**TASK GOAL**
In the listing below, copy the stretch from the line containing "card-description: 4 Bed" through the line containing "page-title: Boston: [20, 20, 108, 51]", replacing every "Learn More" with "View Details" and keeping everything else the same.

══ TASK INPUT ══

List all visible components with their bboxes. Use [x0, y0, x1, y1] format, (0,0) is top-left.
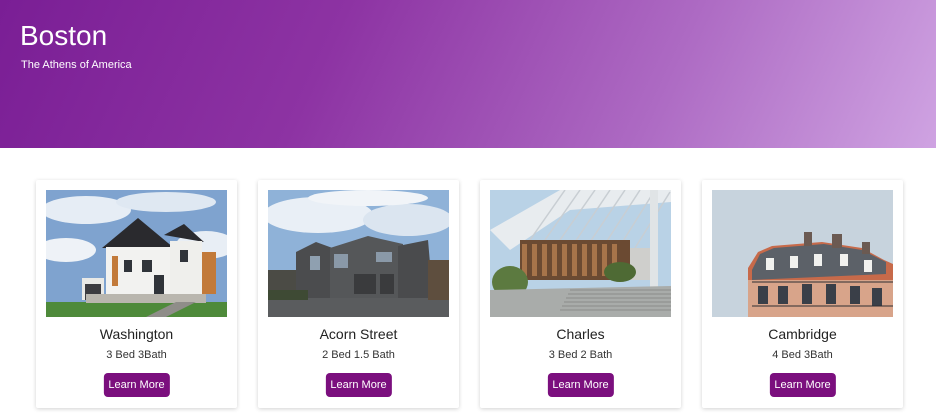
card-description: 4 Bed 3Bath: [772, 349, 833, 361]
property-card: Cambridge 4 Bed 3Bath Learn More: [702, 180, 903, 408]
property-card: Acorn Street 2 Bed 1.5 Bath Learn More: [258, 180, 459, 408]
hero-banner: Boston The Athens of America: [0, 0, 936, 148]
learn-more-button[interactable]: Learn More: [547, 373, 614, 397]
learn-more-button[interactable]: Learn More: [325, 373, 392, 397]
house-photo: [46, 190, 227, 317]
page-title: Boston: [20, 20, 108, 51]
property-card: Charles 3 Bed 2 Bath Learn More: [480, 180, 681, 408]
card-title: Cambridge: [768, 326, 837, 342]
card-description: 3 Bed 2 Bath: [548, 349, 613, 361]
house-photo: [268, 190, 449, 317]
card-title: Charles: [556, 326, 605, 342]
learn-more-button[interactable]: Learn More: [103, 373, 170, 397]
card-description: 2 Bed 1.5 Bath: [322, 349, 395, 361]
card-title: Acorn Street: [319, 326, 398, 342]
card-description: 3 Bed 3Bath: [106, 349, 167, 361]
modern-building-photo: [490, 190, 671, 317]
property-card-list: Washington 3 Bed 3Bath Learn More Acorn …: [36, 180, 903, 408]
apartment-building-photo: [712, 190, 893, 317]
learn-more-button[interactable]: Learn More: [769, 373, 836, 397]
property-card: Washington 3 Bed 3Bath Learn More: [36, 180, 237, 408]
page-subtitle: The Athens of America: [21, 59, 132, 71]
card-title: Washington: [99, 326, 174, 342]
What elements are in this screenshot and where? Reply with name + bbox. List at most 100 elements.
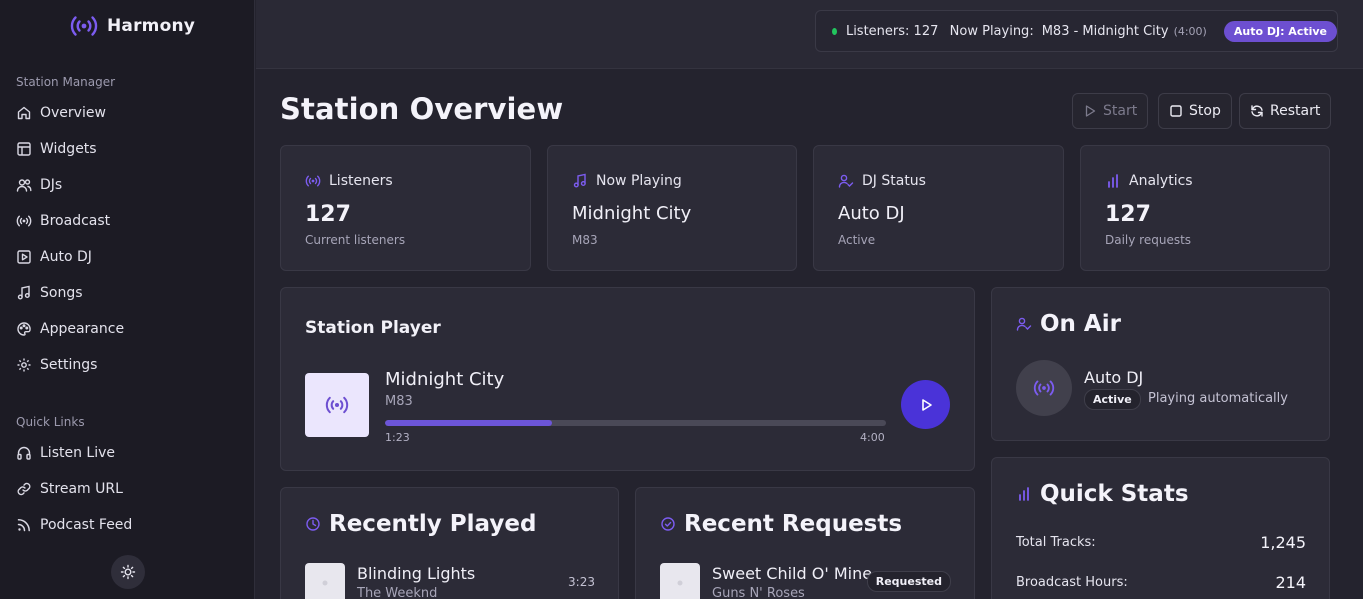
section-station-manager: Station Manager [16, 75, 116, 89]
now-playing-label: Now Playing: [949, 23, 1034, 39]
recently-played-card: Recently Played Blinding Lights The Week… [280, 487, 619, 599]
broadcast-icon [305, 175, 321, 187]
user-check-icon [838, 174, 854, 188]
sidebar-item-label: Auto DJ [40, 249, 92, 265]
quick-stat-label: Total Tracks: [1016, 535, 1096, 550]
status-badge: Requested [866, 571, 951, 592]
listeners-count: Listeners: 127 [845, 23, 939, 39]
home-icon [17, 106, 31, 120]
stat-value: 127 [305, 202, 351, 227]
sidebar-item-appearance[interactable]: Appearance [0, 311, 254, 347]
stat-label: DJ Status [862, 173, 926, 189]
sidebar-nav: Overview Widgets DJs Broadcast Auto DJ S… [0, 95, 254, 383]
list-item-title[interactable]: Blinding Lights [357, 564, 475, 583]
recently-played-heading: Recently Played [305, 511, 536, 537]
stat-card-analytics: Analytics 127 Daily requests [1080, 145, 1330, 271]
stat-head: Listeners [305, 173, 393, 189]
stat-head: DJ Status [838, 173, 926, 189]
sidebar-item-label: Overview [40, 105, 106, 121]
quick-stat-value: 1,245 [1260, 533, 1306, 552]
clock-icon [306, 517, 320, 531]
sidebar-item-widgets[interactable]: Widgets [0, 131, 254, 167]
stop-icon [1170, 105, 1182, 117]
link-podcast-feed[interactable]: Podcast Feed [0, 507, 254, 543]
stat-sub: Current listeners [305, 233, 406, 247]
sidebar-item-djs[interactable]: DJs [0, 167, 254, 203]
link-label: Podcast Feed [40, 517, 133, 533]
gear-icon [17, 358, 31, 372]
on-air-dj-name: Auto DJ [1084, 368, 1144, 387]
sidebar-item-broadcast[interactable]: Broadcast [0, 203, 254, 239]
track-thumbnail [660, 563, 700, 599]
sidebar-item-label: Settings [40, 357, 98, 373]
broadcast-logo-icon [69, 13, 99, 39]
stat-card-listeners: Listeners 127 Current listeners [280, 145, 531, 271]
start-button[interactable]: Start [1072, 93, 1149, 129]
play-button[interactable] [901, 380, 950, 429]
on-air-card: On Air Auto DJ Active Playing automatica… [991, 287, 1330, 441]
list-item-title[interactable]: Sweet Child O' Mine [712, 564, 872, 583]
sidebar-item-settings[interactable]: Settings [0, 347, 254, 383]
list-item-time: 3:23 [568, 575, 595, 589]
auto-dj-badge: Auto DJ: Active [1223, 20, 1337, 42]
player-title: Station Player [305, 318, 441, 338]
stat-sub: M83 [572, 233, 598, 247]
theme-toggle-button[interactable] [111, 555, 145, 589]
link-listen-live[interactable]: Listen Live [0, 435, 254, 471]
sidebar-item-auto-dj[interactable]: Auto DJ [0, 239, 254, 275]
station-status-bar: Listeners: 127 Now Playing: M83 - Midnig… [815, 10, 1338, 52]
quick-stat-label: Broadcast Hours: [1016, 575, 1128, 590]
sidebar: Harmony Station Manager Overview Widgets… [0, 0, 255, 599]
now-playing-duration: (4:00) [1173, 24, 1207, 38]
stop-label: Stop [1189, 103, 1221, 119]
stat-label: Now Playing [596, 173, 682, 189]
restart-label: Restart [1270, 103, 1321, 119]
link-label: Stream URL [40, 481, 123, 497]
user-check-icon [1016, 317, 1032, 331]
page-title: Station Overview [280, 92, 564, 126]
quick-stat-row: Total Tracks: 1,245 [1016, 533, 1306, 552]
palette-icon [17, 322, 31, 336]
stat-card-dj-status: DJ Status Auto DJ Active [813, 145, 1064, 271]
music-icon [573, 173, 586, 188]
users-icon [16, 179, 32, 192]
album-art [305, 373, 369, 437]
progress-fill [385, 420, 552, 426]
sidebar-item-songs[interactable]: Songs [0, 275, 254, 311]
music-icon [322, 580, 328, 586]
refresh-icon [1251, 105, 1263, 117]
stat-value: Midnight City [572, 203, 692, 224]
on-air-description: Playing automatically [1148, 391, 1288, 406]
sidebar-item-overview[interactable]: Overview [0, 95, 254, 131]
check-circle-icon [661, 517, 675, 531]
broadcast-icon [1033, 380, 1055, 396]
quick-stats-heading: Quick Stats [1016, 481, 1189, 507]
brand[interactable]: Harmony [69, 13, 195, 39]
progress-bar[interactable] [385, 420, 886, 426]
stat-value: 127 [1105, 202, 1151, 227]
bar-chart-icon [1019, 487, 1029, 501]
start-label: Start [1103, 103, 1138, 119]
link-stream-url[interactable]: Stream URL [0, 471, 254, 507]
layout-icon [17, 142, 31, 156]
topbar: Listeners: 127 Now Playing: M83 - Midnig… [256, 0, 1363, 69]
sidebar-item-label: DJs [40, 177, 63, 193]
restart-button[interactable]: Restart [1239, 93, 1332, 129]
play-icon [921, 398, 932, 411]
stat-head: Analytics [1105, 173, 1193, 189]
stop-button[interactable]: Stop [1158, 93, 1232, 129]
rss-icon [17, 519, 30, 532]
avatar [1016, 360, 1072, 416]
quick-stat-value: 214 [1275, 573, 1306, 592]
stat-label: Analytics [1129, 173, 1193, 189]
link-label: Listen Live [40, 445, 115, 461]
list-item-artist: Guns N' Roses [712, 586, 805, 599]
play-square-icon [17, 250, 31, 264]
on-air-title: On Air [1040, 311, 1121, 337]
track-artist: M83 [385, 394, 413, 409]
broadcast-icon [325, 396, 349, 414]
sun-icon [120, 564, 136, 580]
station-player-card: Station Player Midnight City M83 1:23 4:… [280, 287, 975, 471]
recent-requests-card: Recent Requests Sweet Child O' Mine Guns… [635, 487, 975, 599]
on-air-heading: On Air [1016, 311, 1121, 337]
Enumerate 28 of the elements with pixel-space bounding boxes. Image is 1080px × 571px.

═══

**ANSWER TO THIS EXERCISE**
card-description: 4 Bed 3Bath: [772, 349, 833, 361]
property-card: Cambridge 4 Bed 3Bath View Details: [702, 180, 903, 408]
property-card: Acorn Street 2 Bed 1.5 Bath View Details: [258, 180, 459, 408]
hero-banner: Boston The Athens of America: [0, 0, 936, 148]
learn-more-button[interactable]: View Details: [547, 373, 614, 397]
learn-more-button[interactable]: View Details: [325, 373, 392, 397]
house-photo: [46, 190, 227, 317]
page-title: Boston: [20, 20, 108, 51]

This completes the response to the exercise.